Text extract:
# How long do you guarenteen you bids before they sign



## fireboy6413 (Sep 28, 2008)

I am putting together a few bids, how long do you guys guarantee you proposals for after you submit them


----------



## JohnnyRoyale (Jun 18, 2006)

Typically 7 days, but wont turn them away if they call back later. I may charge more, but not turn them away,


----------



## Longae29 (Feb 15, 2008)

Proposal is valid for thirty days. But wont turn them away, unless something unforseen has happened in that time.


----------



## Luther (Oct 31, 2007)

We don't put time limits on our proposals. Submitted pricing is good for the season.


----------



## fireboy6413 (Sep 28, 2008)

Thanks, i put 15 days after date given, I just want to fill spots as soon as possible,


----------



## wizardsr (Aug 8, 2006)

Depends on the time of year. Typically 30 days unless they call in October or later... Then I shorten it up...


----------



## fireboy6413 (Sep 28, 2008)

you think I screwed up by putting 15 days


----------



## terrapro (Oct 21, 2006)

30 days. I will most likely honor price if I have a position on my schedule for them.


----------



## NorthernSvc's (Mar 12, 2006)

60 days,or until november 1st, then i will accept, only they get a freeze on the service for 2 weeks - in otherwords don't fax me a contract the night of a storm and expect to get service. i reserve the right to withold service for 2 weeks while i arrange routes arrange for subs/ sidewalk crews,


----------



## fireboy6413 (Sep 28, 2008)

yeh but do you think I screwed myself by saying 15 days


----------



## wizardsr (Aug 8, 2006)

fireboy6413;798456 said:


> yeh but do you think I screwed myself by saying 15 days


Not necessarily, really depends on the expectations of the customer. Too late now, don't sweat it, what's done is done. All you're saying is that you'll only guarantee the price to that date, not that you absolutely won't honor it after that date. Not a big deal. I usually honor them anyway as long as I still have room in the routes...


----------



## Bossman 92 (Sep 27, 2006)

I always honor my bids for the season. That is unless they call in the middle of season during a major storm, then the price goes up! payup

Bossman


----------



## LoneCowboy (Jan 2, 2007)

Time is an important part of negotiation. You want to make people make a decision. Don't ever put "no time limit". Then they own you, they have the power and you don't.

You might honor the price, you might not 60 days later, but I think you should say "well, I'll have to rebid it, prices have changed" 

It's the same reason when you buy a car, they don't want you to leave the lot, make the decision now.

I use 30 days, but 15 doesn't seem unreasonable (although for a big company it may be). That way you can call them at 14 days "hi, I haven't heard from you, do you have any questions, etc. balh blah blah, gives you a reason to call them.

BTW, for snow mine is 30 days or the first snow. No bids are valid after the first snow. C'mon, it's months away, there's no reason for them to wait, it just means they didn't find anyone else and they want to use you now.


----------



## fireboy6413 (Sep 28, 2008)

Yeh thats why I figured 15 days, if they want to be a shopper, then look else where. yeh ill always take them even if its 90 days from now, but I would rather fillup now then wait.


----------

Written task A:
In the thread on how long bids are guaranteed, how many days did fireboy6413 put on the proposals?
Written task B:
From the thread on how long bids are guaranteed, reproduce word for word the passage from "I always honor" up to and including "and you don't.".
Written task C:
According to the thread on how long bids are guaranteed, why does LoneCowboy advise against putting "no time limit" on a bid? Answer in one to three sentences.

Records provided:

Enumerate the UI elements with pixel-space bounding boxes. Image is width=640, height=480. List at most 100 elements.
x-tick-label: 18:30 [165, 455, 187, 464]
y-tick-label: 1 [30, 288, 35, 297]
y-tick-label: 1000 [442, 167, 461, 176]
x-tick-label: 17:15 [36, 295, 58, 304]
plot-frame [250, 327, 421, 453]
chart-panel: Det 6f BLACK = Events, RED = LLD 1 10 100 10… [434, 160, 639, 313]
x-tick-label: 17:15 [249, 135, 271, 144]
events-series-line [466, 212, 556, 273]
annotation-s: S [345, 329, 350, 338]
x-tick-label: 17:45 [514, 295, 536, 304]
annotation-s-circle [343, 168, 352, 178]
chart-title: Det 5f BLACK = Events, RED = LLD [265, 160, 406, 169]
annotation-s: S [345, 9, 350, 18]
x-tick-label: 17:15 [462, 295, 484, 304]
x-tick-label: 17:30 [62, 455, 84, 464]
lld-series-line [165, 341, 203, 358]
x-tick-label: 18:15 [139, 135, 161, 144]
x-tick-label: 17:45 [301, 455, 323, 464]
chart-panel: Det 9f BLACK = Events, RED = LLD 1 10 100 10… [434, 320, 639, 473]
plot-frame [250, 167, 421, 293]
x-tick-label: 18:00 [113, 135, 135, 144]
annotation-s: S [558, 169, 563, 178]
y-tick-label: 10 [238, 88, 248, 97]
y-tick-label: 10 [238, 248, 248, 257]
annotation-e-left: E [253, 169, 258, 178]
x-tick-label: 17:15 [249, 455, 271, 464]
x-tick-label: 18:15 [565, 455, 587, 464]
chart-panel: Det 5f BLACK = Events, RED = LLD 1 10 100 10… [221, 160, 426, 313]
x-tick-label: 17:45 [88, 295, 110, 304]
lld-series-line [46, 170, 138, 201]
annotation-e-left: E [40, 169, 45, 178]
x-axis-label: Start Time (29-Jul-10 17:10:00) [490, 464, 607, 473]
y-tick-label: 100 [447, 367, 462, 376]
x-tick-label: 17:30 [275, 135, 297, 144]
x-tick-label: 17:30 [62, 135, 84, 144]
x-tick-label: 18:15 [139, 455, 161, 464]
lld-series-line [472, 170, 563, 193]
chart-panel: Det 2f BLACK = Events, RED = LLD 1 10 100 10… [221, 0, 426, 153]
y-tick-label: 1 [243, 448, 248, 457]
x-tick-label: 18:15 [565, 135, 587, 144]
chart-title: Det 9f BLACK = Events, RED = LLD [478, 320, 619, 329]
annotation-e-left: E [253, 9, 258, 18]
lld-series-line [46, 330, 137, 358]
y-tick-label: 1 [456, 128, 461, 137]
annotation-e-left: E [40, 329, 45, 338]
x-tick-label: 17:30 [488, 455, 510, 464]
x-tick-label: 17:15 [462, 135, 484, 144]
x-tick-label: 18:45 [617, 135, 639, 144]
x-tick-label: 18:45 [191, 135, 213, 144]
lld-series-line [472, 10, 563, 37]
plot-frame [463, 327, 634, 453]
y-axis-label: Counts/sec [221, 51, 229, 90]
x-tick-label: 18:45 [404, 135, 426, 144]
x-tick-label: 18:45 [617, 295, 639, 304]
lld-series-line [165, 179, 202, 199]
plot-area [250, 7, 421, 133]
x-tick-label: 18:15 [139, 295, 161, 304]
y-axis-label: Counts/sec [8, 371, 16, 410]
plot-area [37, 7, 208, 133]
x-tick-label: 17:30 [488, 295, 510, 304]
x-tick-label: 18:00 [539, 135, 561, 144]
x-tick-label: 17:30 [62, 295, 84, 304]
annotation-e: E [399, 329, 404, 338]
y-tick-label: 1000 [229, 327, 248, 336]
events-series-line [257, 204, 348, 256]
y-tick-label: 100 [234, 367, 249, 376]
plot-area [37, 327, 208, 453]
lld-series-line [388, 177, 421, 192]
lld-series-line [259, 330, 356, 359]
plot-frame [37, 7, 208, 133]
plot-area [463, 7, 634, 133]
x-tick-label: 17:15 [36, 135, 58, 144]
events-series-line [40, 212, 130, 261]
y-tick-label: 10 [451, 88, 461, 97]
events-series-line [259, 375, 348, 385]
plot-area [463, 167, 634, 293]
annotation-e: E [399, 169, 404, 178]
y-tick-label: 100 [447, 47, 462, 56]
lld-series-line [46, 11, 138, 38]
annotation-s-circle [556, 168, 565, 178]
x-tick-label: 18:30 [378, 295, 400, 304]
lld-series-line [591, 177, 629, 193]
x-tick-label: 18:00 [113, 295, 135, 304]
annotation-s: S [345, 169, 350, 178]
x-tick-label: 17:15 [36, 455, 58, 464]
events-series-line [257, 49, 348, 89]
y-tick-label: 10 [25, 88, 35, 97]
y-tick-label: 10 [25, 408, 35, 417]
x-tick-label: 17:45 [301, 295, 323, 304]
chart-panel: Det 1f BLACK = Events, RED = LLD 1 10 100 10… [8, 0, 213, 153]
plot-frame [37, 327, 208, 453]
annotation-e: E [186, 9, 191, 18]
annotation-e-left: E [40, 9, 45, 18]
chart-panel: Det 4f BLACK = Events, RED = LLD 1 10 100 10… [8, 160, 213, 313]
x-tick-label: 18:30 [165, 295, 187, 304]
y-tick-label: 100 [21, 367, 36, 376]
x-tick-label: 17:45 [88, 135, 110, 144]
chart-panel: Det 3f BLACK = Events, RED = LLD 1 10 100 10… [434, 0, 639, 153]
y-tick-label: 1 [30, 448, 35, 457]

Worked answer A:
Fifteen days after the date given.

Worked answer B:
I always honor my bids for the season. That is unless they call in the middle of season during a major storm, then the price goes up! payup

Bossman


----------



## LoneCowboy (Jan 2, 2007)

Time is an important part of negotiation. You want to make people make a decision. Don't ever put "no time limit". Then they own you, they have the power and you don't.

Worked answer C:
Time is an important part of negotiation, and the aim is to make people reach a decision. With no time limit, the customers own you: they have the power and you don't.